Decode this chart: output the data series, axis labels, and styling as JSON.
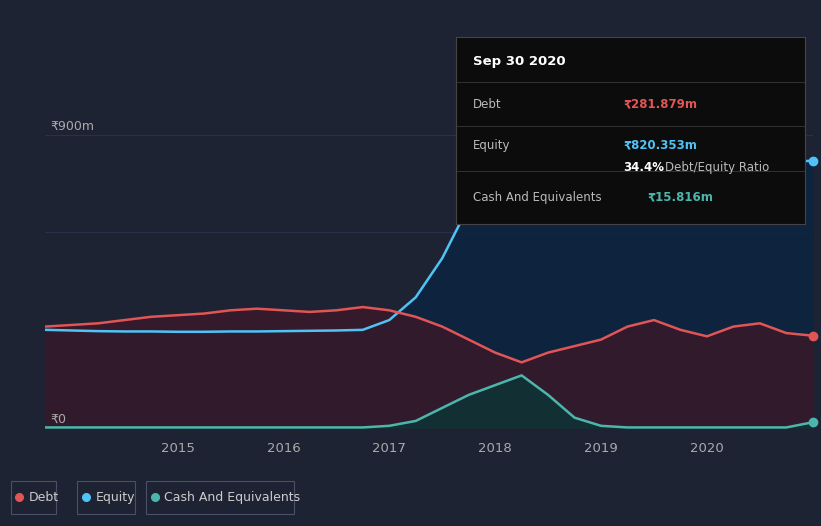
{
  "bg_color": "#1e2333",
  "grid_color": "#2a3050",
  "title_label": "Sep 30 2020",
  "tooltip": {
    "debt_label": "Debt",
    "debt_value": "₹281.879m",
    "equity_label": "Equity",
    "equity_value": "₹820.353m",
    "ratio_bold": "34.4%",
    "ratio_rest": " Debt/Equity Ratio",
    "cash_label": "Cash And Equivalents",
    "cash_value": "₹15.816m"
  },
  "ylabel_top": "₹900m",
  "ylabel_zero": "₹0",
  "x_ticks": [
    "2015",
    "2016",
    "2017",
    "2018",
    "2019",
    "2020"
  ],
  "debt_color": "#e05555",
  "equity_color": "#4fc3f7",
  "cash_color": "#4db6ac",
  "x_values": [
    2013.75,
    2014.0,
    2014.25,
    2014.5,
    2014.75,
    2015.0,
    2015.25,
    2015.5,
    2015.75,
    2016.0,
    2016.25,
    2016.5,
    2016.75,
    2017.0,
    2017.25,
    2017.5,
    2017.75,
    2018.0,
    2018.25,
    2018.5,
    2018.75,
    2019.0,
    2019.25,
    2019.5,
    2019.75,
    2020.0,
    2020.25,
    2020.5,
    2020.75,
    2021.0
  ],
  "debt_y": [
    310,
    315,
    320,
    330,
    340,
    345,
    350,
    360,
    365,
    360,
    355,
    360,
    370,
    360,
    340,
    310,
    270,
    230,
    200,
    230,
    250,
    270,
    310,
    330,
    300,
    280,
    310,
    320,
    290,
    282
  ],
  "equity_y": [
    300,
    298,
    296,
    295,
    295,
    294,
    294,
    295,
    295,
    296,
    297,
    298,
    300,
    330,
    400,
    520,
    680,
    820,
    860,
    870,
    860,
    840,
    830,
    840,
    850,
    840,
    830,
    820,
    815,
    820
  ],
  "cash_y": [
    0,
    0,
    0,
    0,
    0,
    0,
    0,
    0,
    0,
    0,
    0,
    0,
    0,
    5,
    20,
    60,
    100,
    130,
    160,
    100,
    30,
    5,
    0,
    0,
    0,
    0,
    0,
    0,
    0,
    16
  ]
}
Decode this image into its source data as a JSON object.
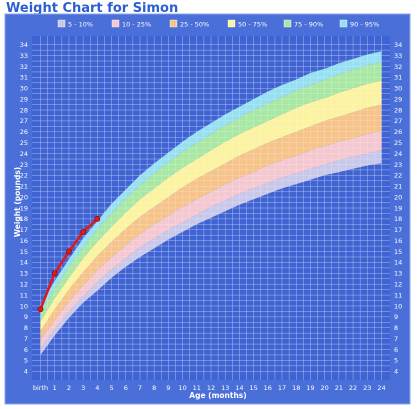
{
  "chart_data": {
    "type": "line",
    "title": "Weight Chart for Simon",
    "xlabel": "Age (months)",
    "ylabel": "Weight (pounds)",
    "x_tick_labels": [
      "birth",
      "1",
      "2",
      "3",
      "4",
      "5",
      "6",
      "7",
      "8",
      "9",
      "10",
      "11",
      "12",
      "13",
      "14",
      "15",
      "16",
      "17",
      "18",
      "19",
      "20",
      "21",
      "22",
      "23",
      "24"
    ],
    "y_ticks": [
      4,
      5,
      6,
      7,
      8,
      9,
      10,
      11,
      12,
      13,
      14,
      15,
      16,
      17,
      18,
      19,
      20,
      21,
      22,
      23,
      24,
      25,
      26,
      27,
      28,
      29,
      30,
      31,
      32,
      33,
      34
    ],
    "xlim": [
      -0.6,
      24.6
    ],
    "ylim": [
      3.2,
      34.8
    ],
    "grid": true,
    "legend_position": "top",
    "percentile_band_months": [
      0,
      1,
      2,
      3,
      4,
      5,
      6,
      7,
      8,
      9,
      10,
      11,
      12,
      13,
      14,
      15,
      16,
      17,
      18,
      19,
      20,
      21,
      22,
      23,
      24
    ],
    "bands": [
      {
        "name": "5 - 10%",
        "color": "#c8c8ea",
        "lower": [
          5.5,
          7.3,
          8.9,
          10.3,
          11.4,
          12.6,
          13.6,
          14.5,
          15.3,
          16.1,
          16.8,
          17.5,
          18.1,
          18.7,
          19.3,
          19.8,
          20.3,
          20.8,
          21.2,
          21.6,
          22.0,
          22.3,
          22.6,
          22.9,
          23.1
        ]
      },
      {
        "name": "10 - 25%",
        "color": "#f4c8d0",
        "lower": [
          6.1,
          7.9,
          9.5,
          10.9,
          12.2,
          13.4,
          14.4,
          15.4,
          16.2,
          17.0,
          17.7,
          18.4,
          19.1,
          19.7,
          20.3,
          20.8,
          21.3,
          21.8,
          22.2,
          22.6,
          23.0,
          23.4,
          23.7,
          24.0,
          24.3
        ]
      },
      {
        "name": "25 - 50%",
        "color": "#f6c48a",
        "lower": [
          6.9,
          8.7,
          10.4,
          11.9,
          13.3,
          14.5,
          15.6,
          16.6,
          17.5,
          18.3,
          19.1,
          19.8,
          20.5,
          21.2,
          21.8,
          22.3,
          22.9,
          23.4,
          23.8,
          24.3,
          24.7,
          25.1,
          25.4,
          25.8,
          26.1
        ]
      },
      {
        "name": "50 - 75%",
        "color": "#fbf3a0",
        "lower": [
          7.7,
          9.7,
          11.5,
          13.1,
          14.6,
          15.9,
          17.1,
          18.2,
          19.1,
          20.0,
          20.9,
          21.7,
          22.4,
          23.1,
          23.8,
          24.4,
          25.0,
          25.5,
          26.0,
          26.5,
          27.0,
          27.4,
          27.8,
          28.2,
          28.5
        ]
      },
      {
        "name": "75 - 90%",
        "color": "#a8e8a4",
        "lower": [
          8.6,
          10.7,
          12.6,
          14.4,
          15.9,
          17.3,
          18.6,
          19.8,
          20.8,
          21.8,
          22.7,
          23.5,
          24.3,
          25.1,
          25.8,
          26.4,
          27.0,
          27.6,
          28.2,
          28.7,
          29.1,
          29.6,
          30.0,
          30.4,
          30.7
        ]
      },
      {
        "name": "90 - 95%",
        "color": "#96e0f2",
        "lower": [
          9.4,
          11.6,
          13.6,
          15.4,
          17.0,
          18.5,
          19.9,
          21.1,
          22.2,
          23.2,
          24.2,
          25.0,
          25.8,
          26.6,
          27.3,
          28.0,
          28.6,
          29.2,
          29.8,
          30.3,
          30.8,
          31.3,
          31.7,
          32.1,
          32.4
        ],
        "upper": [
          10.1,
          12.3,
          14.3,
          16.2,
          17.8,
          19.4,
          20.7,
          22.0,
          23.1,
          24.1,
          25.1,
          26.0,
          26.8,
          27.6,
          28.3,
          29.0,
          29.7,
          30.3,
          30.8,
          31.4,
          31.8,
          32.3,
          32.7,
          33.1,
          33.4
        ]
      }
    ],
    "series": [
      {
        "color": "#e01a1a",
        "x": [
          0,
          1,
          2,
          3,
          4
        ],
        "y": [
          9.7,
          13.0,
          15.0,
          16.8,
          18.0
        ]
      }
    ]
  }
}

GIVEN PROBLEM :: Each line that has the word "series" should be copied.

FINAL RESULT ::
Decode this chart: output the data series, axis labels, and styling as JSON.
    "series": [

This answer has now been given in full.